>> Begin Supplied entries

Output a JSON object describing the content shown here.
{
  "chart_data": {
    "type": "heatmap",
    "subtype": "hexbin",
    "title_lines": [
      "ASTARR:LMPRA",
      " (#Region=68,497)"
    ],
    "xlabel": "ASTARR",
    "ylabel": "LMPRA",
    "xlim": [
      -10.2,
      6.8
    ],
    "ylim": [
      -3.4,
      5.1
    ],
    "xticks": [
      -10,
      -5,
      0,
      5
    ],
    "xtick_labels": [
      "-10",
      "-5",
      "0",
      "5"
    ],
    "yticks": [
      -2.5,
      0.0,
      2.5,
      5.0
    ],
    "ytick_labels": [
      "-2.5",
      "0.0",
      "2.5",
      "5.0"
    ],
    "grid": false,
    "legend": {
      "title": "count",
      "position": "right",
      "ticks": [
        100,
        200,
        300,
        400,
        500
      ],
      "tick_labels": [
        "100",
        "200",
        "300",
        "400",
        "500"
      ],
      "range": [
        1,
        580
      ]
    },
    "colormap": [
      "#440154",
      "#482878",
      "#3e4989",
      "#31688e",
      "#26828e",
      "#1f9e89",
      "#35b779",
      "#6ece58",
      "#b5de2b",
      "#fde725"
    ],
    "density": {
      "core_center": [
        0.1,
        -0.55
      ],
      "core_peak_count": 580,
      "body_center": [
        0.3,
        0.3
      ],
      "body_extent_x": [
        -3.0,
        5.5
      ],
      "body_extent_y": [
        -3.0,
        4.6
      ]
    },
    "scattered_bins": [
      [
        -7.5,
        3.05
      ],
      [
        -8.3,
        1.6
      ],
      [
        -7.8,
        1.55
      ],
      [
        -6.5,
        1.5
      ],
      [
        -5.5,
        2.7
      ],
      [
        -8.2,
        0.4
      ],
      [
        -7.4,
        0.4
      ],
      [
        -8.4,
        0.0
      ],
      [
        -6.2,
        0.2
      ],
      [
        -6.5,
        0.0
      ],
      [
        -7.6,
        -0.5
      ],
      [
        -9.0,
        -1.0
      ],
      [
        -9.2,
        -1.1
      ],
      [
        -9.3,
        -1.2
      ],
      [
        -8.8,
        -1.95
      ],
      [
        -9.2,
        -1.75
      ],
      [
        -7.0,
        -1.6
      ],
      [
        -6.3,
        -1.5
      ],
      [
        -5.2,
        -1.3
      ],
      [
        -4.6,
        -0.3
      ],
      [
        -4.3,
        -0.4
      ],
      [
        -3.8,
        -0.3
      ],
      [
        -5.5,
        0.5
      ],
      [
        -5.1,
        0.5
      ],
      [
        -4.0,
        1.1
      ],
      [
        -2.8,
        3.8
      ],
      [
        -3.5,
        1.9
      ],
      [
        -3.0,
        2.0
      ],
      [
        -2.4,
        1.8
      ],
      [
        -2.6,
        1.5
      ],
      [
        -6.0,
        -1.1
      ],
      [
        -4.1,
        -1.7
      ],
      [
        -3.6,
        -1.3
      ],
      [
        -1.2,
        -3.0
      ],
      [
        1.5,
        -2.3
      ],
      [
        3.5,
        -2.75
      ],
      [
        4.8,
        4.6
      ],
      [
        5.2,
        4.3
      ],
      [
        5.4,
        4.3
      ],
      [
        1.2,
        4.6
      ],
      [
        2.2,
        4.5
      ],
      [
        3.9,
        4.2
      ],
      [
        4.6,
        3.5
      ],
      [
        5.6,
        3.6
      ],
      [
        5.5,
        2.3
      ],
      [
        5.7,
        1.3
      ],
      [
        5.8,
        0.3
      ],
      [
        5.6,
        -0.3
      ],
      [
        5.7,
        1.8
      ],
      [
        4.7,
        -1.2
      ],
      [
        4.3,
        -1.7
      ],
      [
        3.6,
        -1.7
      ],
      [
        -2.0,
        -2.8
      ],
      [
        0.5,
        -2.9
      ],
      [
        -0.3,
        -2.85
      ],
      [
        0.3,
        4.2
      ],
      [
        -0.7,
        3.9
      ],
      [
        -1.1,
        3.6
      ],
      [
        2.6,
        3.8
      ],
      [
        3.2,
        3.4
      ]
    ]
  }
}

>> End Supplied entries

The task:
Transcribe each entry precisely, missing none.

Result for this task:
Output a JSON object describing the content shown here.
{
  "chart_data": {
    "type": "heatmap",
    "subtype": "hexbin",
    "title_lines": [
      "ASTARR:LMPRA",
      " (#Region=68,497)"
    ],
    "xlabel": "ASTARR",
    "ylabel": "LMPRA",
    "xlim": [
      -10.2,
      6.8
    ],
    "ylim": [
      -3.4,
      5.1
    ],
    "xticks": [
      -10,
      -5,
      0,
      5
    ],
    "xtick_labels": [
      "-10",
      "-5",
      "0",
      "5"
    ],
    "yticks": [
      -2.5,
      0.0,
      2.5,
      5.0
    ],
    "ytick_labels": [
      "-2.5",
      "0.0",
      "2.5",
      "5.0"
    ],
    "grid": false,
    "legend": {
      "title": "count",
      "position": "right",
      "ticks": [
        100,
        200,
        300,
        400,
        500
      ],
      "tick_labels": [
        "100",
        "200",
        "300",
        "400",
        "500"
      ],
      "range": [
        1,
        580
      ]
    },
    "colormap": [
      "#440154",
      "#482878",
      "#3e4989",
      "#31688e",
      "#26828e",
      "#1f9e89",
      "#35b779",
      "#6ece58",
      "#b5de2b",
      "#fde725"
    ],
    "density": {
      "core_center": [
        0.1,
        -0.55
      ],
      "core_peak_count": 580,
      "body_center": [
        0.3,
        0.3
      ],
      "body_extent_x": [
        -3.0,
        5.5
      ],
      "body_extent_y": [
        -3.0,
        4.6
      ]
    },
    "scattered_bins": [
      [
        -7.5,
        3.05
      ],
      [
        -8.3,
        1.6
      ],
      [
        -7.8,
        1.55
      ],
      [
        -6.5,
        1.5
      ],
      [
        -5.5,
        2.7
      ],
      [
        -8.2,
        0.4
      ],
      [
        -7.4,
        0.4
      ],
      [
        -8.4,
        0.0
      ],
      [
        -6.2,
        0.2
      ],
      [
        -6.5,
        0.0
      ],
      [
        -7.6,
        -0.5
      ],
      [
        -9.0,
        -1.0
      ],
      [
        -9.2,
        -1.1
      ],
      [
        -9.3,
        -1.2
      ],
      [
        -8.8,
        -1.95
      ],
      [
        -9.2,
        -1.75
      ],
      [
        -7.0,
        -1.6
      ],
      [
        -6.3,
        -1.5
      ],
      [
        -5.2,
        -1.3
      ],
      [
        -4.6,
        -0.3
      ],
      [
        -4.3,
        -0.4
      ],
      [
        -3.8,
        -0.3
      ],
      [
        -5.5,
        0.5
      ],
      [
        -5.1,
        0.5
      ],
      [
        -4.0,
        1.1
      ],
      [
        -2.8,
        3.8
      ],
      [
        -3.5,
        1.9
      ],
      [
        -3.0,
        2.0
      ],
      [
        -2.4,
        1.8
      ],
      [
        -2.6,
        1.5
      ],
      [
        -6.0,
        -1.1
      ],
      [
        -4.1,
        -1.7
      ],
      [
        -3.6,
        -1.3
      ],
      [
        -1.2,
        -3.0
      ],
      [
        1.5,
        -2.3
      ],
      [
        3.5,
        -2.75
      ],
      [
        4.8,
        4.6
      ],
      [
        5.2,
        4.3
      ],
      [
        5.4,
        4.3
      ],
      [
        1.2,
        4.6
      ],
      [
        2.2,
        4.5
      ],
      [
        3.9,
        4.2
      ],
      [
        4.6,
        3.5
      ],
      [
        5.6,
        3.6
      ],
      [
        5.5,
        2.3
      ],
      [
        5.7,
        1.3
      ],
      [
        5.8,
        0.3
      ],
      [
        5.6,
        -0.3
      ],
      [
        5.7,
        1.8
      ],
      [
        4.7,
        -1.2
      ],
      [
        4.3,
        -1.7
      ],
      [
        3.6,
        -1.7
      ],
      [
        -2.0,
        -2.8
      ],
      [
        0.5,
        -2.9
      ],
      [
        -0.3,
        -2.85
      ],
      [
        0.3,
        4.2
      ],
      [
        -0.7,
        3.9
      ],
      [
        -1.1,
        3.6
      ],
      [
        2.6,
        3.8
      ],
      [
        3.2,
        3.4
      ]
    ]
  }
}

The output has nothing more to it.